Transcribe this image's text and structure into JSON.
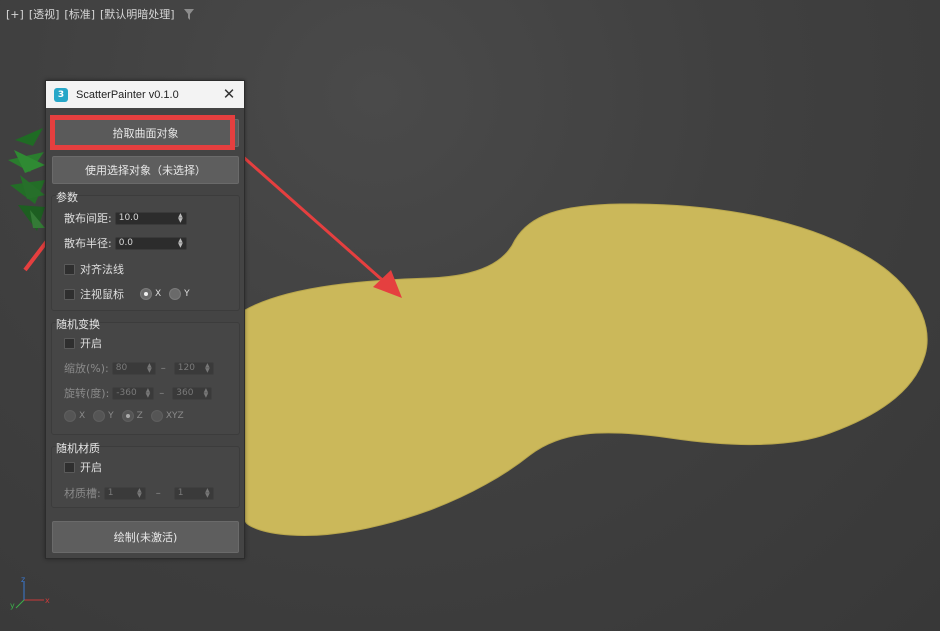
{
  "viewport": {
    "labels": [
      "[+]",
      "[透视]",
      "[标准]",
      "[默认明暗处理]"
    ],
    "filter_icon": "funnel-icon",
    "blob_color": "#cbb85a",
    "axes": {
      "x": "x",
      "y": "y",
      "z": "z"
    }
  },
  "dialog": {
    "title": "ScatterPainter v0.1.0",
    "app_icon": "3",
    "close_icon": "close-icon",
    "pick_surface_button": "拾取曲面对象",
    "use_selection_button": "使用选择对象（未选择）",
    "params": {
      "title": "参数",
      "spacing_label": "散布间距:",
      "spacing_value": "10.0",
      "radius_label": "散布半径:",
      "radius_value": "0.0",
      "align_normal_label": "对齐法线",
      "look_at_mouse_label": "注视鼠标",
      "axis_options": [
        "X",
        "Y"
      ],
      "axis_selected": "X"
    },
    "random_transform": {
      "title": "随机变换",
      "enable_label": "开启",
      "scale_label": "缩放(%):",
      "scale_min": "80",
      "scale_max": "120",
      "rotate_label": "旋转(度):",
      "rotate_min": "-360",
      "rotate_max": "360",
      "axis_options": [
        "X",
        "Y",
        "Z",
        "XYZ"
      ],
      "axis_selected": "Z"
    },
    "random_material": {
      "title": "随机材质",
      "enable_label": "开启",
      "slot_label": "材质槽:",
      "slot_min": "1",
      "slot_max": "1"
    },
    "draw_button": "绘制(未激活)"
  },
  "annotation": {
    "highlight_color": "#e53f3f"
  }
}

#####

INSTRUCTION: Copy the data character for character, but drop all pictures from the copy.

RESPONSE BELOW:
Transcribe this image's text and structure into JSON.
{
  "viewport": {
    "labels": [
      "[+]",
      "[透视]",
      "[标准]",
      "[默认明暗处理]"
    ],
    "filter_icon": "funnel-icon",
    "blob_color": "#cbb85a",
    "axes": {
      "x": "x",
      "y": "y",
      "z": "z"
    }
  },
  "dialog": {
    "title": "ScatterPainter v0.1.0",
    "app_icon": "3",
    "close_icon": "close-icon",
    "pick_surface_button": "拾取曲面对象",
    "use_selection_button": "使用选择对象（未选择）",
    "params": {
      "title": "参数",
      "spacing_label": "散布间距:",
      "spacing_value": "10.0",
      "radius_label": "散布半径:",
      "radius_value": "0.0",
      "align_normal_label": "对齐法线",
      "look_at_mouse_label": "注视鼠标",
      "axis_options": [
        "X",
        "Y"
      ],
      "axis_selected": "X"
    },
    "random_transform": {
      "title": "随机变换",
      "enable_label": "开启",
      "scale_label": "缩放(%):",
      "scale_min": "80",
      "scale_max": "120",
      "rotate_label": "旋转(度):",
      "rotate_min": "-360",
      "rotate_max": "360",
      "axis_options": [
        "X",
        "Y",
        "Z",
        "XYZ"
      ],
      "axis_selected": "Z"
    },
    "random_material": {
      "title": "随机材质",
      "enable_label": "开启",
      "slot_label": "材质槽:",
      "slot_min": "1",
      "slot_max": "1"
    },
    "draw_button": "绘制(未激活)"
  },
  "annotation": {
    "highlight_color": "#e53f3f"
  }
}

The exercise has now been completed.